## Exercise task
Send back the entries below exactly as they appear.

## Material to process
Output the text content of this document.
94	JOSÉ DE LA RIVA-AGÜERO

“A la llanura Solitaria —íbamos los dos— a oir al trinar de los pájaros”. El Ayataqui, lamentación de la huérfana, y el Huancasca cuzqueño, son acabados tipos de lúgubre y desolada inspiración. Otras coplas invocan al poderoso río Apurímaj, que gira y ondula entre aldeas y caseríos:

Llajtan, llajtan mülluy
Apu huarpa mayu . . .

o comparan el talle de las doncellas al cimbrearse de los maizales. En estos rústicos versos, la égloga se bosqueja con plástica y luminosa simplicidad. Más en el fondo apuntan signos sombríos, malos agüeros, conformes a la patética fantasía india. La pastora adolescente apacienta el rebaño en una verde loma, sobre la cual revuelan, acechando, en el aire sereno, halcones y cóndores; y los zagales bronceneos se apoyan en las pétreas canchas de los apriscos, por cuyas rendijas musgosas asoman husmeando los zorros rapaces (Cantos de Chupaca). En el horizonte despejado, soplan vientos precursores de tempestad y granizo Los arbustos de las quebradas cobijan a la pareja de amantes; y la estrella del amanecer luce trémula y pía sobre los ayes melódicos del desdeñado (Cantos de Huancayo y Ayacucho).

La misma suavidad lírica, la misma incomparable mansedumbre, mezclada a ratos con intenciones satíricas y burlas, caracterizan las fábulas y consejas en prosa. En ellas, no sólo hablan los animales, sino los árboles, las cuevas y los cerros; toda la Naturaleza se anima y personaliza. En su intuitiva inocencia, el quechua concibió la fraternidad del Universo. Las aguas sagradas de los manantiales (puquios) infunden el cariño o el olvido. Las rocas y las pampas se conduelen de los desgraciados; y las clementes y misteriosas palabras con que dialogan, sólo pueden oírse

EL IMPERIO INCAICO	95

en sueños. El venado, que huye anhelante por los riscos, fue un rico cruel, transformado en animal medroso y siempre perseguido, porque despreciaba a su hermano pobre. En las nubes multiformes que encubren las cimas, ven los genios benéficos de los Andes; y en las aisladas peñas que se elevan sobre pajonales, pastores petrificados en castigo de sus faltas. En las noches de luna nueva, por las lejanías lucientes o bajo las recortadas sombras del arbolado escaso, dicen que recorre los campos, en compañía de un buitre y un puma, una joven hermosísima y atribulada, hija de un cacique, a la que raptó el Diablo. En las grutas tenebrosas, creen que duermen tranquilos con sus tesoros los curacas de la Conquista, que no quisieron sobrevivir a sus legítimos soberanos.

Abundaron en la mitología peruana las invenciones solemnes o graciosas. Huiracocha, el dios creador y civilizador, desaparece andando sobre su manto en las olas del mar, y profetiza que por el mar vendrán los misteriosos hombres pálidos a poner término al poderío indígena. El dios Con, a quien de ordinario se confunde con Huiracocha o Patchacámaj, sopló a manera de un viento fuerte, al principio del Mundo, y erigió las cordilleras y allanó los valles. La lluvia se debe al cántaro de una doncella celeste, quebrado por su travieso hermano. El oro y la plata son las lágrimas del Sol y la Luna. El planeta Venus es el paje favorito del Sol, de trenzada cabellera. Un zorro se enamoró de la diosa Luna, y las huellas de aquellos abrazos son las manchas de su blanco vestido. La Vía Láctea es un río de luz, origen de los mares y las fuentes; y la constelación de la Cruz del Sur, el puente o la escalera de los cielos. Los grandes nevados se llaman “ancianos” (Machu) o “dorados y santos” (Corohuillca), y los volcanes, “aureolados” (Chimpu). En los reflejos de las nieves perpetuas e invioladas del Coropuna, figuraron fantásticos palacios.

## Correct response
Output the text content of this document.
94	JOSÉ DE LA RIVA-AGÜERO

“A la llanura Solitaria —íbamos los dos— a oir al trinar de los pájaros”. El Ayataqui, lamentación de la huérfana, y el Huancasca cuzqueño, son acabados tipos de lúgubre y desolada inspiración. Otras coplas invocan al poderoso río Apurímaj, que gira y ondula entre aldeas y caseríos:

Llajtan, llajtan mülluy
Apu huarpa mayu . . .

o comparan el talle de las doncellas al cimbrearse de los maizales. En estos rústicos versos, la égloga se bosqueja con plástica y luminosa simplicidad. Más en el fondo apuntan signos sombríos, malos agüeros, conformes a la patética fantasía india. La pastora adolescente apacienta el rebaño en una verde loma, sobre la cual revuelan, acechando, en el aire sereno, halcones y cóndores; y los zagales bronceneos se apoyan en las pétreas canchas de los apriscos, por cuyas rendijas musgosas asoman husmeando los zorros rapaces (Cantos de Chupaca). En el horizonte despejado, soplan vientos precursores de tempestad y granizo Los arbustos de las quebradas cobijan a la pareja de amantes; y la estrella del amanecer luce trémula y pía sobre los ayes melódicos del desdeñado (Cantos de Huancayo y Ayacucho).

La misma suavidad lírica, la misma incomparable mansedumbre, mezclada a ratos con intenciones satíricas y burlas, caracterizan las fábulas y consejas en prosa. En ellas, no sólo hablan los animales, sino los árboles, las cuevas y los cerros; toda la Naturaleza se anima y personaliza. En su intuitiva inocencia, el quechua concibió la fraternidad del Universo. Las aguas sagradas de los manantiales (puquios) infunden el cariño o el olvido. Las rocas y las pampas se conduelen de los desgraciados; y las clementes y misteriosas palabras con que dialogan, sólo pueden oírse

EL IMPERIO INCAICO	95

en sueños. El venado, que huye anhelante por los riscos, fue un rico cruel, transformado en animal medroso y siempre perseguido, porque despreciaba a su hermano pobre. En las nubes multiformes que encubren las cimas, ven los genios benéficos de los Andes; y en las aisladas peñas que se elevan sobre pajonales, pastores petrificados en castigo de sus faltas. En las noches de luna nueva, por las lejanías lucientes o bajo las recortadas sombras del arbolado escaso, dicen que recorre los campos, en compañía de un buitre y un puma, una joven hermosísima y atribulada, hija de un cacique, a la que raptó el Diablo. En las grutas tenebrosas, creen que duermen tranquilos con sus tesoros los curacas de la Conquista, que no quisieron sobrevivir a sus legítimos soberanos.

Abundaron en la mitología peruana las invenciones solemnes o graciosas. Huiracocha, el dios creador y civilizador, desaparece andando sobre su manto en las olas del mar, y profetiza que por el mar vendrán los misteriosos hombres pálidos a poner término al poderío indígena. El dios Con, a quien de ordinario se confunde con Huiracocha o Patchacámaj, sopló a manera de un viento fuerte, al principio del Mundo, y erigió las cordilleras y allanó los valles. La lluvia se debe al cántaro de una doncella celeste, quebrado por su travieso hermano. El oro y la plata son las lágrimas del Sol y la Luna. El planeta Venus es el paje favorito del Sol, de trenzada cabellera. Un zorro se enamoró de la diosa Luna, y las huellas de aquellos abrazos son las manchas de su blanco vestido. La Vía Láctea es un río de luz, origen de los mares y las fuentes; y la constelación de la Cruz del Sur, el puente o la escalera de los cielos. Los grandes nevados se llaman “ancianos” (Machu) o “dorados y santos” (Corohuillca), y los volcanes, “aureolados” (Chimpu). En los reflejos de las nieves perpetuas e invioladas del Coropuna, figuraron fantásticos palacios.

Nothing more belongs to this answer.